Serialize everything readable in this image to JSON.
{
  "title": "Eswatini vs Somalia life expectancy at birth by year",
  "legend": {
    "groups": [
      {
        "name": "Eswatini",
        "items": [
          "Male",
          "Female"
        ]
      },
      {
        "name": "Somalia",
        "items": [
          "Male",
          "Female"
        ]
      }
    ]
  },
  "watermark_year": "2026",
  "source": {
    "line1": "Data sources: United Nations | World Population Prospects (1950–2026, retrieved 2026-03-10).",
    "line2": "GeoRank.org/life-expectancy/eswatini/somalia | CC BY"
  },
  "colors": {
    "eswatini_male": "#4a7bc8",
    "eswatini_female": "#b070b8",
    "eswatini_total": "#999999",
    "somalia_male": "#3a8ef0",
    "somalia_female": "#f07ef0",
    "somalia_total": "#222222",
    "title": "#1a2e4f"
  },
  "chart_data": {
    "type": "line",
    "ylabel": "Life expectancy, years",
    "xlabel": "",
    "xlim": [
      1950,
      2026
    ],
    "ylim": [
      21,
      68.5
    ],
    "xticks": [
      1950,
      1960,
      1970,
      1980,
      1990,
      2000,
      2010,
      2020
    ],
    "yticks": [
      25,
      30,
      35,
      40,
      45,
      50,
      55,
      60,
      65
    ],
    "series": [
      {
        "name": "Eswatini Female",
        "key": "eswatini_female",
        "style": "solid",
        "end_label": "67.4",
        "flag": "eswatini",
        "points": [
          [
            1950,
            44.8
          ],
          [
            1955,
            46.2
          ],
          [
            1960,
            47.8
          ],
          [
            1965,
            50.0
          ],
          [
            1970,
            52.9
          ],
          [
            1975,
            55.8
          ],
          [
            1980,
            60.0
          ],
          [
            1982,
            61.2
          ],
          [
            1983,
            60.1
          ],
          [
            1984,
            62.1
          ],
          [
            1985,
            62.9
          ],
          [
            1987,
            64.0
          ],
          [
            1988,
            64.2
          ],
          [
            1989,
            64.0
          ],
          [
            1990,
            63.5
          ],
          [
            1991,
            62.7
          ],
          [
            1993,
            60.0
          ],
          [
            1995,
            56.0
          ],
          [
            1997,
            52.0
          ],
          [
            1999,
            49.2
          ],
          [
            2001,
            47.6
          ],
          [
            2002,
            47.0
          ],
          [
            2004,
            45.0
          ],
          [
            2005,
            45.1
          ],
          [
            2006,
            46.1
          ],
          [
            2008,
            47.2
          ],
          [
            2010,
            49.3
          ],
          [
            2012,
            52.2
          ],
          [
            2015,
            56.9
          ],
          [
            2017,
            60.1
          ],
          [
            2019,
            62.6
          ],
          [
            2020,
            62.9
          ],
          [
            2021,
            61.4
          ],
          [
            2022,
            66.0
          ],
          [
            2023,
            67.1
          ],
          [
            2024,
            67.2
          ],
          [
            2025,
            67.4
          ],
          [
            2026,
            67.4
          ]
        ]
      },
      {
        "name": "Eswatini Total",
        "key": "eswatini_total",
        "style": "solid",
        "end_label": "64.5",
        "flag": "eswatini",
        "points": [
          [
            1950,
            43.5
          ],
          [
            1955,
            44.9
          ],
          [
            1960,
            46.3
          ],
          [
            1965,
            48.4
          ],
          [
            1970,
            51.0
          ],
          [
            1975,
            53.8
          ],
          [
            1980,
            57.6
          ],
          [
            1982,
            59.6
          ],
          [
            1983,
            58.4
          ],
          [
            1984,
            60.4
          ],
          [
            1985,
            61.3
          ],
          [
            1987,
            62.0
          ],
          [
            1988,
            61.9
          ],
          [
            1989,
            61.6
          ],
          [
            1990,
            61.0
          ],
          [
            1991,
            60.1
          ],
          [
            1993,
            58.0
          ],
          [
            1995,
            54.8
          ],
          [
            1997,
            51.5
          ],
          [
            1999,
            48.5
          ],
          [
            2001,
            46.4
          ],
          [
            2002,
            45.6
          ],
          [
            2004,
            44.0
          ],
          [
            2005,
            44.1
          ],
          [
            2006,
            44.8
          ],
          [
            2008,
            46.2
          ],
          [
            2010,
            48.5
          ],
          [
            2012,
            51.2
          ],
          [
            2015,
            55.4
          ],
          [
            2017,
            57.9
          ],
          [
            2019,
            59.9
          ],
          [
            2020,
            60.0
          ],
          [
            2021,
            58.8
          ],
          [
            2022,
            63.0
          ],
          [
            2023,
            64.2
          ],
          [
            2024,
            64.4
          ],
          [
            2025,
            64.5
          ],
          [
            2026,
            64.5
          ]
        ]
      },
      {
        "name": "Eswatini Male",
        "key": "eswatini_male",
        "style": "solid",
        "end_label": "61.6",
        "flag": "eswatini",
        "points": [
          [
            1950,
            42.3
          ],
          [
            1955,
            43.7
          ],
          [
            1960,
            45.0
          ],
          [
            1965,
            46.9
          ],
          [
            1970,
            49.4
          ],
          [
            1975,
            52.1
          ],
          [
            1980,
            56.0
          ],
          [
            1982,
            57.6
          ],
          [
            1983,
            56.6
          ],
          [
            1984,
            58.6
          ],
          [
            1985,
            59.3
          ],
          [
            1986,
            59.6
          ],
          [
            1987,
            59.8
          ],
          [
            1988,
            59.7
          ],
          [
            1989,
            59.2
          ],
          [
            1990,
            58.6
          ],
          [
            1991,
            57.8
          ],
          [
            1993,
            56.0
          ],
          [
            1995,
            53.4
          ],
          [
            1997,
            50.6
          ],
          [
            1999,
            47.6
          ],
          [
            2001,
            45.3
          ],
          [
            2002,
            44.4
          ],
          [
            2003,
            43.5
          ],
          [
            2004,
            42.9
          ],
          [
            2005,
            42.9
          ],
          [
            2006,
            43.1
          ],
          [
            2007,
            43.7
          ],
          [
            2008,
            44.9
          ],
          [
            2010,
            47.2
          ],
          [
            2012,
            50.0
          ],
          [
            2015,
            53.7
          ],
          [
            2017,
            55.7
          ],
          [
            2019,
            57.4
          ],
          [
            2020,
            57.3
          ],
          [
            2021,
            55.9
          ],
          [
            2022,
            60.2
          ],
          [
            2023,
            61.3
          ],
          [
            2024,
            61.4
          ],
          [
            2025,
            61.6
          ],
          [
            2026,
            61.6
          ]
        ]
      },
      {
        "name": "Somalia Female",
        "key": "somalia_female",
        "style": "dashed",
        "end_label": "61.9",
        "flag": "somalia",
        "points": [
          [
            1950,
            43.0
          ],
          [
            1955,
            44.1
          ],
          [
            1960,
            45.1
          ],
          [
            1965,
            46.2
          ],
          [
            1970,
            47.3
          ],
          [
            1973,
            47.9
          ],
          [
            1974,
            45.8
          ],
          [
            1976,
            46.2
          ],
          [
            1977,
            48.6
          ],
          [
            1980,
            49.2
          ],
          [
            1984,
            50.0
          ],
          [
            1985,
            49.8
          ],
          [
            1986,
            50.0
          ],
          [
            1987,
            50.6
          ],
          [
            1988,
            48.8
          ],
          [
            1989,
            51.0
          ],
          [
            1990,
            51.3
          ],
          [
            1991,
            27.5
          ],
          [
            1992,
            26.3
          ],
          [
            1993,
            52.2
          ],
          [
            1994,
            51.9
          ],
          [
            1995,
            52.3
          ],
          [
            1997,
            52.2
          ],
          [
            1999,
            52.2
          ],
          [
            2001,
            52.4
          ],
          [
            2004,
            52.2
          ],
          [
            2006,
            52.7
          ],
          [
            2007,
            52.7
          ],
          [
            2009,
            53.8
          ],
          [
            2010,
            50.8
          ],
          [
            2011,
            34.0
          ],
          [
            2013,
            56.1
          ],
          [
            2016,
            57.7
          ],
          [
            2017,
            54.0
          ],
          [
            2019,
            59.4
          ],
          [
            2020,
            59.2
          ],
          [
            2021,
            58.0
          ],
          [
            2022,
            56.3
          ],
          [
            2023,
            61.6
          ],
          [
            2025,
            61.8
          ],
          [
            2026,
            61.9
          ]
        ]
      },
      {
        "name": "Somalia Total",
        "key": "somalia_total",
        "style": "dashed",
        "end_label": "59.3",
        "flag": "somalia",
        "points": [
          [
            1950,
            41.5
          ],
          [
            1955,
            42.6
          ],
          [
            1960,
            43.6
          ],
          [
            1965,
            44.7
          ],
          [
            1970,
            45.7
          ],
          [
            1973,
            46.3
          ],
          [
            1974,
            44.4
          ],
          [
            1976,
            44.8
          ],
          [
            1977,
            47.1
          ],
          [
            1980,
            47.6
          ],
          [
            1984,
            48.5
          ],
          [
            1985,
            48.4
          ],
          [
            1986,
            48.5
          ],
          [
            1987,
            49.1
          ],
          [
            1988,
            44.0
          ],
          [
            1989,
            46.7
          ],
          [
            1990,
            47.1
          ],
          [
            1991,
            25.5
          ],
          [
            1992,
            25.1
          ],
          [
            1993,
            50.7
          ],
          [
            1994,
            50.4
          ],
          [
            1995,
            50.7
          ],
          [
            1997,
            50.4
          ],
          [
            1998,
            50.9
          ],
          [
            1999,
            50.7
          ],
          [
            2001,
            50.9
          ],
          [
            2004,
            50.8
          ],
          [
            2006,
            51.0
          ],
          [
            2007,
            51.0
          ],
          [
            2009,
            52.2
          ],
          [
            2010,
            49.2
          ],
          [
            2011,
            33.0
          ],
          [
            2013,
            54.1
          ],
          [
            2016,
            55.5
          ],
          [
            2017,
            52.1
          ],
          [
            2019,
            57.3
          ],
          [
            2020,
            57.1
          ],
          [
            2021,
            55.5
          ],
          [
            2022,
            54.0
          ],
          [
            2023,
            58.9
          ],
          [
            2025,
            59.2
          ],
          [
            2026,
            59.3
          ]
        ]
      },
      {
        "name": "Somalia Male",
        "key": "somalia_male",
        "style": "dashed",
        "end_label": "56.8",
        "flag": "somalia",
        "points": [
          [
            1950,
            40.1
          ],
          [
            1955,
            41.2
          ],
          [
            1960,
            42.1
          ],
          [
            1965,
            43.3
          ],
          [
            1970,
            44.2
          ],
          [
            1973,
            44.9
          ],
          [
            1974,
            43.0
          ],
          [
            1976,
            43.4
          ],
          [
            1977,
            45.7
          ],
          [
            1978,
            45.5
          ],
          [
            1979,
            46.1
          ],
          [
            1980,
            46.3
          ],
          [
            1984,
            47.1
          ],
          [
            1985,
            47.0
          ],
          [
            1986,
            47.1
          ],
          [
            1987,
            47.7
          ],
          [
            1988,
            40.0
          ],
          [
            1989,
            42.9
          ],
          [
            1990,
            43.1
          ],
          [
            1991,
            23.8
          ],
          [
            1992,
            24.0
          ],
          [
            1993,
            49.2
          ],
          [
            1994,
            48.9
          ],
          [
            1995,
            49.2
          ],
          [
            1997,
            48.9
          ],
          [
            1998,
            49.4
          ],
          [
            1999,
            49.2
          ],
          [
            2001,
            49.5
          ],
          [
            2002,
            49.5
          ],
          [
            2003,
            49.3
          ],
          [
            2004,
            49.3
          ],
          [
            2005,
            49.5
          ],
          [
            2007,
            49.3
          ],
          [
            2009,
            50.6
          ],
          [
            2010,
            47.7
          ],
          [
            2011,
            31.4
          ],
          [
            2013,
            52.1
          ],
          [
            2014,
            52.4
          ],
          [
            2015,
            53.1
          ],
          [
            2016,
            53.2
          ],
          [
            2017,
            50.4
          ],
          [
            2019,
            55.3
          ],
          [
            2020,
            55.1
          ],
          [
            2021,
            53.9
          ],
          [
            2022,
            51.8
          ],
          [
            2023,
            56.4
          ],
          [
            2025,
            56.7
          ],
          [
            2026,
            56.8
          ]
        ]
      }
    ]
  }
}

Job: Every line that holds the word "name" should be extracted.

Solution for this task:
        "name": "Eswatini",
        "name": "Somalia",
        "name": "Eswatini Female",
        "name": "Eswatini Total",
        "name": "Eswatini Male",
        "name": "Somalia Female",
        "name": "Somalia Total",
        "name": "Somalia Male",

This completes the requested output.